### [Your tasks]
1: In the news excerpt about Bastrykin's offer to Khinshtein, what post was Khinshtein offered?
2: Reproduce the news excerpt about Bastrykin's offer to Khinshtein word for word, starting with "Bastrykin, head of" and going on through "the country's leaders.".
3: Resume the news excerpt about Bastrykin's offer to Khinshtein from the point where it stops.

### [Given passage]

Russia's top investigator, Alexander Bastrykin, has offered a senior post to State Duma Deputy Alexander Khinshtein, a critic who has accused him of corruption.

Bastrykin, head of the Investigative Committee, has sent Khinshtein an offer to work as his top investigator in the North Caucasus Federal District, a position that holds the rank of his deputy, committee spokesman Vladimir Markin said Tuesday.

"If Khinshtein is willing to make a real contribution in fighting crime, the head of the Investigative Committee is waiting for him to make decisive steps in this direction," Markin said, Interfax reported.

Khinshtein told reporters that he would consider accepting the Investigative Committee appointment under two conditions: that President Dmitry Medvedev both gave his approval and offered him a direct line of communication with the country's leaders.

### [Entries provided]

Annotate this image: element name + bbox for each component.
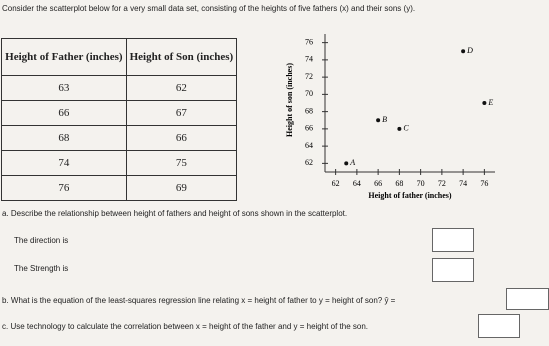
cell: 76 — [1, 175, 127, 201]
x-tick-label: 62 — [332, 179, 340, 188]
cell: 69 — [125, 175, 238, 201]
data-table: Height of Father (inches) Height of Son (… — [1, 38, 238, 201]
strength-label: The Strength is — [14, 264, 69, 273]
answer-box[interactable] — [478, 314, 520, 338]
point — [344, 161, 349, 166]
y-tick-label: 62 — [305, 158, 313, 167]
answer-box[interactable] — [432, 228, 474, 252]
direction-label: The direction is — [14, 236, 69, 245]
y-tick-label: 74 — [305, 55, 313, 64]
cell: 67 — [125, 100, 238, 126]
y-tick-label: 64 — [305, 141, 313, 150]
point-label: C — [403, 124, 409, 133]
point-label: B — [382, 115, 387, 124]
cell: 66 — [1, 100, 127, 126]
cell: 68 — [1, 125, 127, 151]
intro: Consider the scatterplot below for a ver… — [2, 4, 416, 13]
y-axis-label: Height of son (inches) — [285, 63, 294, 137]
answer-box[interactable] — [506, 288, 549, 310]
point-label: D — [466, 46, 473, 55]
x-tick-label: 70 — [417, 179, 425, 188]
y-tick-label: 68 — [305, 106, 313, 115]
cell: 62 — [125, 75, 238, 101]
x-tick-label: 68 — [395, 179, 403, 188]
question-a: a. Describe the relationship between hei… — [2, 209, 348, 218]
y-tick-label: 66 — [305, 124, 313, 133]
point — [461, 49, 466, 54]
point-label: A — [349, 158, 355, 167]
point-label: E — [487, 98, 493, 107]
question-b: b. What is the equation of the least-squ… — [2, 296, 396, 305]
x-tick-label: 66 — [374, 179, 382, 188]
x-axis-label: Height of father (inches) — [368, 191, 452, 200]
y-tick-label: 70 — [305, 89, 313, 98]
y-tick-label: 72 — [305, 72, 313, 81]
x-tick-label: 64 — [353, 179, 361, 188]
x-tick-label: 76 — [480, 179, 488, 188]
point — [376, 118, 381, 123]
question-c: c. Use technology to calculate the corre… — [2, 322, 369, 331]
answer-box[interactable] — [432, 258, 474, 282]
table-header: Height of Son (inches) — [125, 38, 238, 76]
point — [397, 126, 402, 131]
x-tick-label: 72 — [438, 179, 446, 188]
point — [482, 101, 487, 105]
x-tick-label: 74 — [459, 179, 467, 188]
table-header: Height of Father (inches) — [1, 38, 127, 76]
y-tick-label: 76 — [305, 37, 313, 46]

==

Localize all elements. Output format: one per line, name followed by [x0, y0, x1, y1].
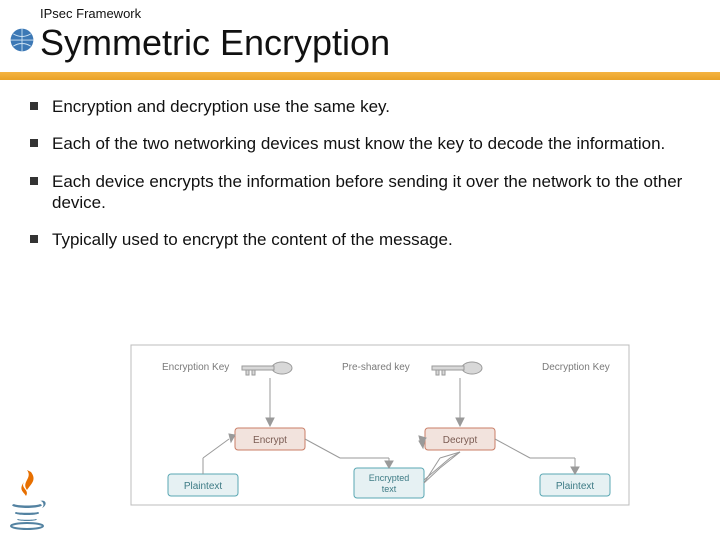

### [Answers for the tasks]
1: He was offered the post of top investigator in the North Caucasus Federal District, which holds the rank of Bastrykin's deputy.

2:
Bastrykin, head of the Investigative Committee, has sent Khinshtein an offer to work as his top investigator in the North Caucasus Federal District, a position that holds the rank of his deputy, committee spokesman Vladimir Markin said Tuesday.

"If Khinshtein is willing to make a real contribution in fighting crime, the head of the Investigative Committee is waiting for him to make decisive steps in this direction," Markin said, Interfax reported.

Khinshtein told reporters that he would consider accepting the Investigative Committee appointment under two conditions: that President Dmitry Medvedev both gave his approval and offered him a direct line of communication with the country's leaders.

3:
Khinshtein said he needed the direct line "bypassing the head of the Investigative Committee to inform them about the real situation in the most complex region of Russia, as well as in the Investigative Committee itself," Interfax reported.

"It's wrong to make such decisions without [Medvedev's] knowledge," he added.

A Kremlin source told Itar-Tass that Bastrykin had no right to make the job offer to Khinshtein because it was Medvedev's responsibility to appoint the Investigative Committee's head and his deputies.

Khinshtein also said the job offer convinced him that the level of corruption and lack of qualified staff in the Investigative Committee was "more grave than ever before."

Repeated calls to Khinshtein's cell phone went unanswered Tuesday.

On Monday, Bastrykin offered Khinshtein the top job at the Investigative Committee's internal security department, but the lawmaker rejected the offer as a demotion, a Duma source told Interfax.

Bastrykin was "saddened" by Khinshtein's refusal and believed that the new offer was for a position equal to the lawmaker's current status, Markin said.

Vladimir Pribylovsky, a political analyst with the Panorama think tank, dismissed Bastrykin's job offer as a publicity stunt to attract attention to his new role under the Kremlin plans to separate the Investigative Committee from the Prosecutor General's Office and create an investigative agency with expanded powers.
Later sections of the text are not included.